STATED EXERCISE: Transcribe the whole listing without a single picture.

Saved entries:
* * * *
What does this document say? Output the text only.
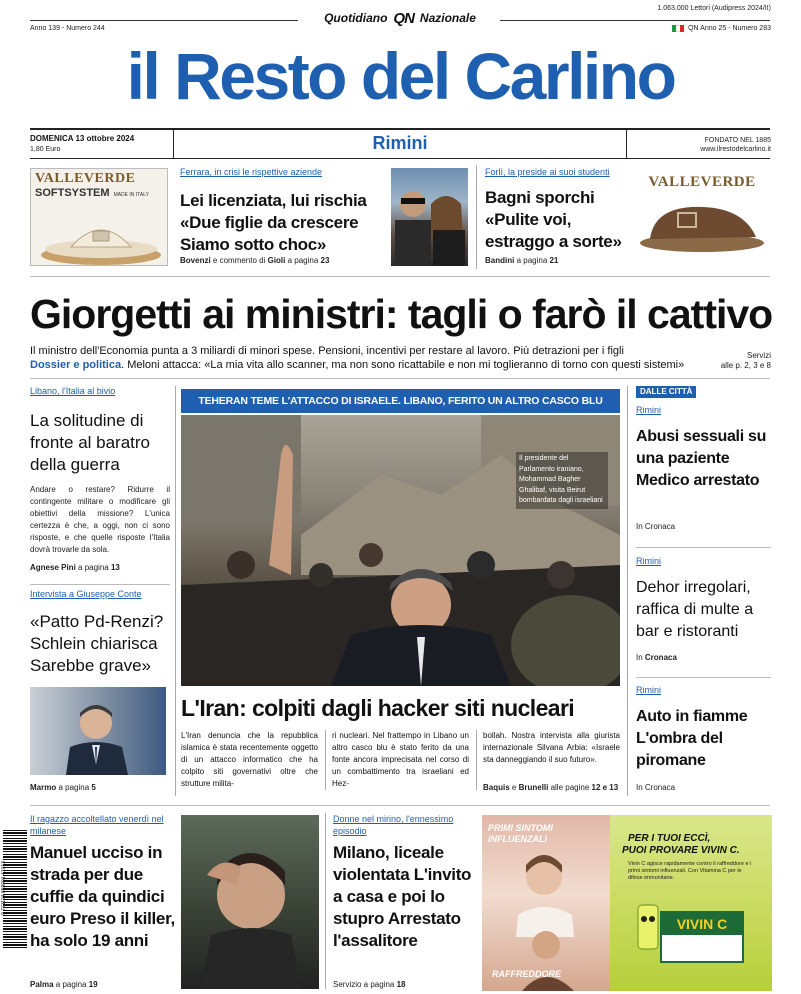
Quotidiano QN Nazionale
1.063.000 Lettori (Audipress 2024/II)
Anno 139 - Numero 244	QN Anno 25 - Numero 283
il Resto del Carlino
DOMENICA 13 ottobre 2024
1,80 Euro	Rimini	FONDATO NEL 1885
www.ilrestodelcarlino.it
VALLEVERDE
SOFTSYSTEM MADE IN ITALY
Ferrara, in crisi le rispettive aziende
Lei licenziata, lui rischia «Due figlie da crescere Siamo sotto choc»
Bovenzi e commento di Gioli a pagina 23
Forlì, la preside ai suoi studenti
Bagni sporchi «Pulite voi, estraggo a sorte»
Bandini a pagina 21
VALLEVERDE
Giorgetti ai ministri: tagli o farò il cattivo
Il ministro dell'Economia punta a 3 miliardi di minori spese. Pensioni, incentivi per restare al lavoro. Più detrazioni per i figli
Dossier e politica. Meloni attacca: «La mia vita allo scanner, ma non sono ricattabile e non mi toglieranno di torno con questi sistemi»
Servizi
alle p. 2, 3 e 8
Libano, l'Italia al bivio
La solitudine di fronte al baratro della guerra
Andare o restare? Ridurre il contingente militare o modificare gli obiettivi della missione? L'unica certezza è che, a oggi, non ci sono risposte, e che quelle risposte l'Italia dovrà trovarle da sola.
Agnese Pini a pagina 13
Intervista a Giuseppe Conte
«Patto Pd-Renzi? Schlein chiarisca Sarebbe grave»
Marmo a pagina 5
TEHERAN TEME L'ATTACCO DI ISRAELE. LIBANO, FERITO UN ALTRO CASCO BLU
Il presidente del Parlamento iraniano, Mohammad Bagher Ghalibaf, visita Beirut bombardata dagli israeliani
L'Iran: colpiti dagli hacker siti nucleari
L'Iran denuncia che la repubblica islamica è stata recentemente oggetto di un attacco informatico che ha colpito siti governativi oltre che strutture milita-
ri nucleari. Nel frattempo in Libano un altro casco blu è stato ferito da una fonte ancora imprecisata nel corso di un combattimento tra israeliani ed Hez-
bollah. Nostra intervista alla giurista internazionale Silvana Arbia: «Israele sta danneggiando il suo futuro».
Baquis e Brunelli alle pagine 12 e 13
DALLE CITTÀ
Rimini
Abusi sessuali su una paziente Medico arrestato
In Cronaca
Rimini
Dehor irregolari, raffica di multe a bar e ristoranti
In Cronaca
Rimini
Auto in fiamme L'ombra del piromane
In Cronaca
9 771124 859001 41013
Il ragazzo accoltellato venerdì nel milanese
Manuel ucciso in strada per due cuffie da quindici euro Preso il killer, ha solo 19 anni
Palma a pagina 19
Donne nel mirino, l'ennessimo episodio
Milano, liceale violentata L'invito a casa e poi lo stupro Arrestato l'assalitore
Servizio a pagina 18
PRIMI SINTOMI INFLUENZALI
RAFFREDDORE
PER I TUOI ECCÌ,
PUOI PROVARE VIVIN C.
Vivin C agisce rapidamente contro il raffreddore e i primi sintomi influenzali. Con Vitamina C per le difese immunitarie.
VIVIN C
* * * *
EXERCISE OUTPUT:
What does this document say? Output the text only.
Quotidiano QN Nazionale
1.063.000 Lettori (Audipress 2024/II)
Anno 139 - Numero 244	QN Anno 25 - Numero 283
il Resto del Carlino
DOMENICA 13 ottobre 2024
1,80 Euro	Rimini	FONDATO NEL 1885
www.ilrestodelcarlino.it
VALLEVERDE
SOFTSYSTEM MADE IN ITALY
Ferrara, in crisi le rispettive aziende
Lei licenziata, lui rischia «Due figlie da crescere Siamo sotto choc»
Bovenzi e commento di Gioli a pagina 23
Forlì, la preside ai suoi studenti
Bagni sporchi «Pulite voi, estraggo a sorte»
Bandini a pagina 21
VALLEVERDE
Giorgetti ai ministri: tagli o farò il cattivo
Il ministro dell'Economia punta a 3 miliardi di minori spese. Pensioni, incentivi per restare al lavoro. Più detrazioni per i figli
Dossier e politica. Meloni attacca: «La mia vita allo scanner, ma non sono ricattabile e non mi toglieranno di torno con questi sistemi»
Servizi
alle p. 2, 3 e 8
Libano, l'Italia al bivio
La solitudine di fronte al baratro della guerra
Andare o restare? Ridurre il contingente militare o modificare gli obiettivi della missione? L'unica certezza è che, a oggi, non ci sono risposte, e che quelle risposte l'Italia dovrà trovarle da sola.
Agnese Pini a pagina 13
Intervista a Giuseppe Conte
«Patto Pd-Renzi? Schlein chiarisca Sarebbe grave»
Marmo a pagina 5
TEHERAN TEME L'ATTACCO DI ISRAELE. LIBANO, FERITO UN ALTRO CASCO BLU
Il presidente del Parlamento iraniano, Mohammad Bagher Ghalibaf, visita Beirut bombardata dagli israeliani
L'Iran: colpiti dagli hacker siti nucleari
L'Iran denuncia che la repubblica islamica è stata recentemente oggetto di un attacco informatico che ha colpito siti governativi oltre che strutture milita-
ri nucleari. Nel frattempo in Libano un altro casco blu è stato ferito da una fonte ancora imprecisata nel corso di un combattimento tra israeliani ed Hez-
bollah. Nostra intervista alla giurista internazionale Silvana Arbia: «Israele sta danneggiando il suo futuro».
Baquis e Brunelli alle pagine 12 e 13
DALLE CITTÀ
Rimini
Abusi sessuali su una paziente Medico arrestato
In Cronaca
Rimini
Dehor irregolari, raffica di multe a bar e ristoranti
In Cronaca
Rimini
Auto in fiamme L'ombra del piromane
In Cronaca
9 771124 859001 41013
Il ragazzo accoltellato venerdì nel milanese
Manuel ucciso in strada per due cuffie da quindici euro Preso il killer, ha solo 19 anni
Palma a pagina 19
Donne nel mirino, l'ennessimo episodio
Milano, liceale violentata L'invito a casa e poi lo stupro Arrestato l'assalitore
Servizio a pagina 18
PRIMI SINTOMI INFLUENZALI
RAFFREDDORE
PER I TUOI ECCÌ,
PUOI PROVARE VIVIN C.
Vivin C agisce rapidamente contro il raffreddore e i primi sintomi influenzali. Con Vitamina C per le difese immunitarie.
VIVIN C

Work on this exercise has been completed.